Reproduce each line exactly.
- - -
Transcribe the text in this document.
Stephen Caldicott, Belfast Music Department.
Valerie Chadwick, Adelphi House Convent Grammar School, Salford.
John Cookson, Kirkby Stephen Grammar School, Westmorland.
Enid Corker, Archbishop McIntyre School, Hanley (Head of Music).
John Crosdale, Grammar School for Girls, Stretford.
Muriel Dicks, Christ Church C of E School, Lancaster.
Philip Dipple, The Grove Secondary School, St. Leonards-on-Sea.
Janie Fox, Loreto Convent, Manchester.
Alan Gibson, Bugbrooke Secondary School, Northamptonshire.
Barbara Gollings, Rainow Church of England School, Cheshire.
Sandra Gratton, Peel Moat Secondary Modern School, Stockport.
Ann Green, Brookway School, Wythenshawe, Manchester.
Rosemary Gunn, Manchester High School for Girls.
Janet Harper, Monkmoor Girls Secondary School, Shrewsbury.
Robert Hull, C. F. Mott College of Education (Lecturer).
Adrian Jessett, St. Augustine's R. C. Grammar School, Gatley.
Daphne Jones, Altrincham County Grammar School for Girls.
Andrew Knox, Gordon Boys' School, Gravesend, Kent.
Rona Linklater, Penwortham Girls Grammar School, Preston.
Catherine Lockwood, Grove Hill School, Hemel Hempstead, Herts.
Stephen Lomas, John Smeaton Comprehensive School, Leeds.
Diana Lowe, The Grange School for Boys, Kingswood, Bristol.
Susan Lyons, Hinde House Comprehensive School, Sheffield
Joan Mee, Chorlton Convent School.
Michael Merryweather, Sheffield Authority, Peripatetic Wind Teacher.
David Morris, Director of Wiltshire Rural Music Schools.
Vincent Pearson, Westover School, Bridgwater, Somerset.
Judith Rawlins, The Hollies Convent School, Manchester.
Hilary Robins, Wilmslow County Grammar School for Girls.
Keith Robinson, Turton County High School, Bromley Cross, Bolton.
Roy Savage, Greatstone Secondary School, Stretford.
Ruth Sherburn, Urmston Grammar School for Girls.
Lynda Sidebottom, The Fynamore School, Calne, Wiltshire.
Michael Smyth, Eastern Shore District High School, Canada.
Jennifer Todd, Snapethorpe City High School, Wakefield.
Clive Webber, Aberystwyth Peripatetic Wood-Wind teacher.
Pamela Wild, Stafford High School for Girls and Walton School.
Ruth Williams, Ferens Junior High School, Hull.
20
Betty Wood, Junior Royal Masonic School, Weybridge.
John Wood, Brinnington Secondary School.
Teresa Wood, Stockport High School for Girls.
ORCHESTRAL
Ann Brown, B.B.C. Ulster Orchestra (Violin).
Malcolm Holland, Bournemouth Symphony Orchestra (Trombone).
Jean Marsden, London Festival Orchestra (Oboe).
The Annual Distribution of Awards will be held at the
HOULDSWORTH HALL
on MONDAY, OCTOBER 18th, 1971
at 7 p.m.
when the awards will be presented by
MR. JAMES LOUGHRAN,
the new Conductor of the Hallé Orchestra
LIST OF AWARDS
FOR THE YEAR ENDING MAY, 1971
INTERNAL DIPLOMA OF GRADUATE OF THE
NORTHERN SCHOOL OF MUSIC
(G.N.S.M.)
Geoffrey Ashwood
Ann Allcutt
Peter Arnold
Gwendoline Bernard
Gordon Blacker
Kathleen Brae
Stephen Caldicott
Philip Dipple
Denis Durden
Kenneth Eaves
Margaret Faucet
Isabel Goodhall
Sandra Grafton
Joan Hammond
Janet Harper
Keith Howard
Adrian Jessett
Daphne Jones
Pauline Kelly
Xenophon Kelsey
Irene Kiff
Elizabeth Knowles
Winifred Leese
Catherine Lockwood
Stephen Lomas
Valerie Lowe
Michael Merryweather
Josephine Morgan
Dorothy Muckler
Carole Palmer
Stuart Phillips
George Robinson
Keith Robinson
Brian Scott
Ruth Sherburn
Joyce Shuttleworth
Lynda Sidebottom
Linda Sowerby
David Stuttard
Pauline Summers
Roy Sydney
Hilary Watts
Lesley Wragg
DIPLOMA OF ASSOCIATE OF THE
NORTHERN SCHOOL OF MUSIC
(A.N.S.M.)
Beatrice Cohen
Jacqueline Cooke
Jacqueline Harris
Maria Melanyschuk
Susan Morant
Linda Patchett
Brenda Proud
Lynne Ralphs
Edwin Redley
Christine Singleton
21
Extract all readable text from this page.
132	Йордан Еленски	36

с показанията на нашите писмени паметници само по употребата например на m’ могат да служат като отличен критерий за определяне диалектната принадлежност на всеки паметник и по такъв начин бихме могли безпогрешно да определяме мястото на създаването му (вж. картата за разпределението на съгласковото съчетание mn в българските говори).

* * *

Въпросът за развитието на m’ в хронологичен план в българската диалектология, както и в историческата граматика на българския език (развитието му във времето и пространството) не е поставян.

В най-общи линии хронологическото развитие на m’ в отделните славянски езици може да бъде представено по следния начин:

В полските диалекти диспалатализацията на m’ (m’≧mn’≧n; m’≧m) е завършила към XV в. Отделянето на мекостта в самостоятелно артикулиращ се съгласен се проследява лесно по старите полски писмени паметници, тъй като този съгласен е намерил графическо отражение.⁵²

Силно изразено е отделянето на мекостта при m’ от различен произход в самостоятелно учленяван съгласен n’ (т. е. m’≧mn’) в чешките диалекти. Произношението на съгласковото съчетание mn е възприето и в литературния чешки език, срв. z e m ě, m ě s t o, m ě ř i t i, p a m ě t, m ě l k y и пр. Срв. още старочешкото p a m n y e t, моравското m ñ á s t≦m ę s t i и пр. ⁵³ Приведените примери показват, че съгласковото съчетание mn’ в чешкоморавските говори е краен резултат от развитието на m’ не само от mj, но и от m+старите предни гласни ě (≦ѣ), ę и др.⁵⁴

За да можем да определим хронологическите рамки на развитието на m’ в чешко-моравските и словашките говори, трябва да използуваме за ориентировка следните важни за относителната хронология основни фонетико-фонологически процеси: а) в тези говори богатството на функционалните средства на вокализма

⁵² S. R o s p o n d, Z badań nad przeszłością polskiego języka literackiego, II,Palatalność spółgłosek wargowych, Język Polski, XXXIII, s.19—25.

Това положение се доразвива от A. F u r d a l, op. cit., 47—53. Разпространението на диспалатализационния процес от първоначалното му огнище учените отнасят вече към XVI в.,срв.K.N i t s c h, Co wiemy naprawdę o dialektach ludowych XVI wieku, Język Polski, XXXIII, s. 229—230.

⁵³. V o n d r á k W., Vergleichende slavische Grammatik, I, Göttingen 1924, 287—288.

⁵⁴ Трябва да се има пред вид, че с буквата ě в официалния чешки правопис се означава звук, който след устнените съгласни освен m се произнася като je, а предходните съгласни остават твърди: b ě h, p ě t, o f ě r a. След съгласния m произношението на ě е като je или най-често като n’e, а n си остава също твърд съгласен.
- - -
### ANSWER
Transcribe the text in this document.
Stephen Caldicott, Belfast Music Department.
Valerie Chadwick, Adelphi House Convent Grammar School, Salford.
John Cookson, Kirkby Stephen Grammar School, Westmorland.
Enid Corker, Archbishop McIntyre School, Hanley (Head of Music).
John Crosdale, Grammar School for Girls, Stretford.
Muriel Dicks, Christ Church C of E School, Lancaster.
Philip Dipple, The Grove Secondary School, St. Leonards-on-Sea.
Janie Fox, Loreto Convent, Manchester.
Alan Gibson, Bugbrooke Secondary School, Northamptonshire.
Barbara Gollings, Rainow Church of England School, Cheshire.
Sandra Gratton, Peel Moat Secondary Modern School, Stockport.
Ann Green, Brookway School, Wythenshawe, Manchester.
Rosemary Gunn, Manchester High School for Girls.
Janet Harper, Monkmoor Girls Secondary School, Shrewsbury.
Robert Hull, C. F. Mott College of Education (Lecturer).
Adrian Jessett, St. Augustine's R. C. Grammar School, Gatley.
Daphne Jones, Altrincham County Grammar School for Girls.
Andrew Knox, Gordon Boys' School, Gravesend, Kent.
Rona Linklater, Penwortham Girls Grammar School, Preston.
Catherine Lockwood, Grove Hill School, Hemel Hempstead, Herts.
Stephen Lomas, John Smeaton Comprehensive School, Leeds.
Diana Lowe, The Grange School for Boys, Kingswood, Bristol.
Susan Lyons, Hinde House Comprehensive School, Sheffield
Joan Mee, Chorlton Convent School.
Michael Merryweather, Sheffield Authority, Peripatetic Wind Teacher.
David Morris, Director of Wiltshire Rural Music Schools.
Vincent Pearson, Westover School, Bridgwater, Somerset.
Judith Rawlins, The Hollies Convent School, Manchester.
Hilary Robins, Wilmslow County Grammar School for Girls.
Keith Robinson, Turton County High School, Bromley Cross, Bolton.
Roy Savage, Greatstone Secondary School, Stretford.
Ruth Sherburn, Urmston Grammar School for Girls.
Lynda Sidebottom, The Fynamore School, Calne, Wiltshire.
Michael Smyth, Eastern Shore District High School, Canada.
Jennifer Todd, Snapethorpe City High School, Wakefield.
Clive Webber, Aberystwyth Peripatetic Wood-Wind teacher.
Pamela Wild, Stafford High School for Girls and Walton School.
Ruth Williams, Ferens Junior High School, Hull.
20
Betty Wood, Junior Royal Masonic School, Weybridge.
John Wood, Brinnington Secondary School.
Teresa Wood, Stockport High School for Girls.
ORCHESTRAL
Ann Brown, B.B.C. Ulster Orchestra (Violin).
Malcolm Holland, Bournemouth Symphony Orchestra (Trombone).
Jean Marsden, London Festival Orchestra (Oboe).
The Annual Distribution of Awards will be held at the
HOULDSWORTH HALL
on MONDAY, OCTOBER 18th, 1971
at 7 p.m.
when the awards will be presented by
MR. JAMES LOUGHRAN,
the new Conductor of the Hallé Orchestra
LIST OF AWARDS
FOR THE YEAR ENDING MAY, 1971
INTERNAL DIPLOMA OF GRADUATE OF THE
NORTHERN SCHOOL OF MUSIC
(G.N.S.M.)
Geoffrey Ashwood
Ann Allcutt
Peter Arnold
Gwendoline Bernard
Gordon Blacker
Kathleen Brae
Stephen Caldicott
Philip Dipple
Denis Durden
Kenneth Eaves
Margaret Faucet
Isabel Goodhall
Sandra Grafton
Joan Hammond
Janet Harper
Keith Howard
Adrian Jessett
Daphne Jones
Pauline Kelly
Xenophon Kelsey
Irene Kiff
Elizabeth Knowles
Winifred Leese
Catherine Lockwood
Stephen Lomas
Valerie Lowe
Michael Merryweather
Josephine Morgan
Dorothy Muckler
Carole Palmer
Stuart Phillips
George Robinson
Keith Robinson
Brian Scott
Ruth Sherburn
Joyce Shuttleworth
Lynda Sidebottom
Linda Sowerby
David Stuttard
Pauline Summers
Roy Sydney
Hilary Watts
Lesley Wragg
DIPLOMA OF ASSOCIATE OF THE
NORTHERN SCHOOL OF MUSIC
(A.N.S.M.)
Beatrice Cohen
Jacqueline Cooke
Jacqueline Harris
Maria Melanyschuk
Susan Morant
Linda Patchett
Brenda Proud
Lynne Ralphs
Edwin Redley
Christine Singleton
21
Extract all readable text from this page.
132	Йордан Еленски	36

с показанията на нашите писмени паметници само по употребата например на m’ могат да служат като отличен критерий за определяне диалектната принадлежност на всеки паметник и по такъв начин бихме могли безпогрешно да определяме мястото на създаването му (вж. картата за разпределението на съгласковото съчетание mn в българските говори).

* * *

Въпросът за развитието на m’ в хронологичен план в българската диалектология, както и в историческата граматика на българския език (развитието му във времето и пространството) не е поставян.

В най-общи линии хронологическото развитие на m’ в отделните славянски езици може да бъде представено по следния начин:

В полските диалекти диспалатализацията на m’ (m’≧mn’≧n; m’≧m) е завършила към XV в. Отделянето на мекостта в самостоятелно артикулиращ се съгласен се проследява лесно по старите полски писмени паметници, тъй като този съгласен е намерил графическо отражение.⁵²

Силно изразено е отделянето на мекостта при m’ от различен произход в самостоятелно учленяван съгласен n’ (т. е. m’≧mn’) в чешките диалекти. Произношението на съгласковото съчетание mn е възприето и в литературния чешки език, срв. z e m ě, m ě s t o, m ě ř i t i, p a m ě t, m ě l k y и пр. Срв. още старочешкото p a m n y e t, моравското m ñ á s t≦m ę s t i и пр. ⁵³ Приведените примери показват, че съгласковото съчетание mn’ в чешкоморавските говори е краен резултат от развитието на m’ не само от mj, но и от m+старите предни гласни ě (≦ѣ), ę и др.⁵⁴

За да можем да определим хронологическите рамки на развитието на m’ в чешко-моравските и словашките говори, трябва да използуваме за ориентировка следните важни за относителната хронология основни фонетико-фонологически процеси: а) в тези говори богатството на функционалните средства на вокализма

⁵² S. R o s p o n d, Z badań nad przeszłością polskiego języka literackiego, II,Palatalność spółgłosek wargowych, Język Polski, XXXIII, s.19—25.

Това положение се доразвива от A. F u r d a l, op. cit., 47—53. Разпространението на диспалатализационния процес от първоначалното му огнище учените отнасят вече към XVI в.,срв.K.N i t s c h, Co wiemy naprawdę o dialektach ludowych XVI wieku, Język Polski, XXXIII, s. 229—230.

⁵³. V o n d r á k W., Vergleichende slavische Grammatik, I, Göttingen 1924, 287—288.

⁵⁴ Трябва да се има пред вид, че с буквата ě в официалния чешки правопис се означава звук, който след устнените съгласни освен m се произнася като je, а предходните съгласни остават твърди: b ě h, p ě t, o f ě r a. След съгласния m произношението на ě е като je или най-често като n’e, а n си остава също твърд съгласен.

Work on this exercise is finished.